#### LISTING ####

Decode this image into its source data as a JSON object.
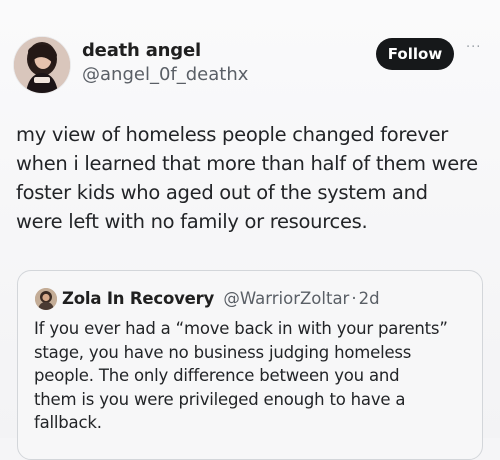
{
  "tweet": {
    "author": {
      "display_name": "death angel",
      "handle": "@angel_0f_deathx",
      "avatar_icon": "profile-photo"
    },
    "follow_label": "Follow",
    "more_icon": "ellipsis-icon",
    "more_label": "···",
    "text_lines": [
      "my view of homeless people changed forever",
      "when i learned that more than half of them were",
      "foster kids who aged out of the system and",
      "were left with no family or resources."
    ]
  },
  "quote": {
    "author": {
      "display_name": "Zola In Recovery",
      "handle": "@WarriorZoltar",
      "separator": "·",
      "timestamp": "2d",
      "avatar_icon": "profile-photo"
    },
    "text_lines": [
      "If you ever had a “move back in with your parents”",
      "stage, you have no business judging homeless",
      "people. The only difference between you and",
      "them is you were privileged enough to have a",
      "fallback."
    ]
  },
  "colors": {
    "background": "#f5f5f7",
    "follow_button": "#16181a",
    "text_primary": "#222427",
    "text_secondary": "#5a5f66",
    "quote_border": "#d3d6da"
  }
}
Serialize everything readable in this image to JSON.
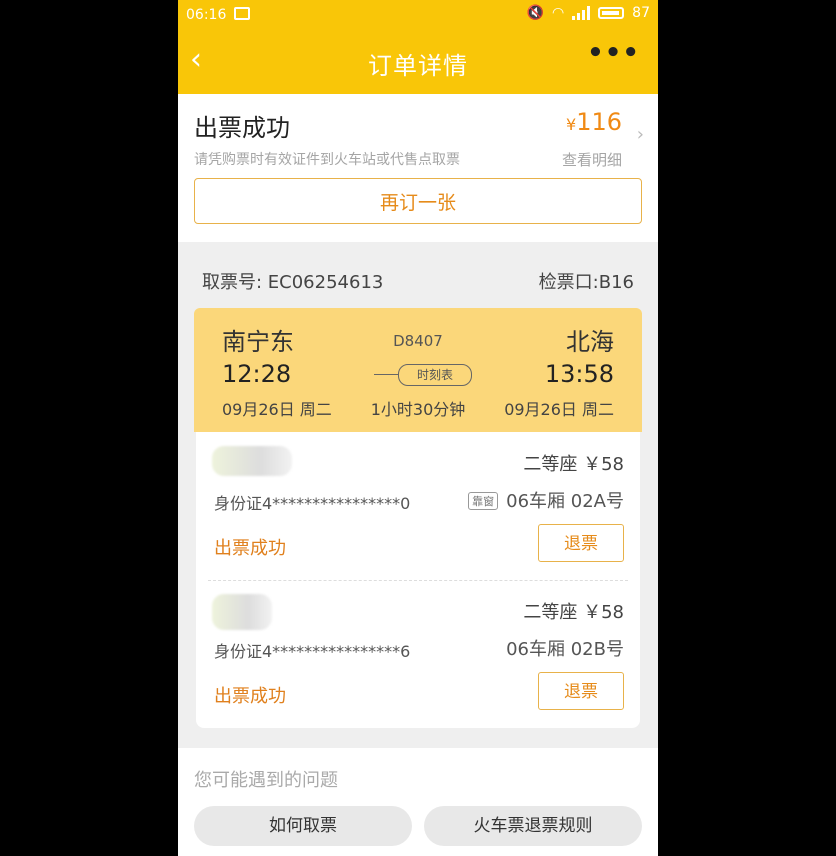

####

■ WORK REQUIRED
Copy all the records above exactly, but leave out the pictures.

■ WRITTEN REPLY
Decode this image into its source data as a JSON object.
{
  "tweet": {
    "author": {
      "display_name": "death angel",
      "handle": "@angel_0f_deathx",
      "avatar_icon": "profile-photo"
    },
    "follow_label": "Follow",
    "more_icon": "ellipsis-icon",
    "more_label": "···",
    "text_lines": [
      "my view of homeless people changed forever",
      "when i learned that more than half of them were",
      "foster kids who aged out of the system and",
      "were left with no family or resources."
    ]
  },
  "quote": {
    "author": {
      "display_name": "Zola In Recovery",
      "handle": "@WarriorZoltar",
      "separator": "·",
      "timestamp": "2d",
      "avatar_icon": "profile-photo"
    },
    "text_lines": [
      "If you ever had a “move back in with your parents”",
      "stage, you have no business judging homeless",
      "people. The only difference between you and",
      "them is you were privileged enough to have a",
      "fallback."
    ]
  },
  "colors": {
    "background": "#f5f5f7",
    "follow_button": "#16181a",
    "text_primary": "#222427",
    "text_secondary": "#5a5f66",
    "quote_border": "#d3d6da"
  }
}
Serialize everything readable in this image to JSON.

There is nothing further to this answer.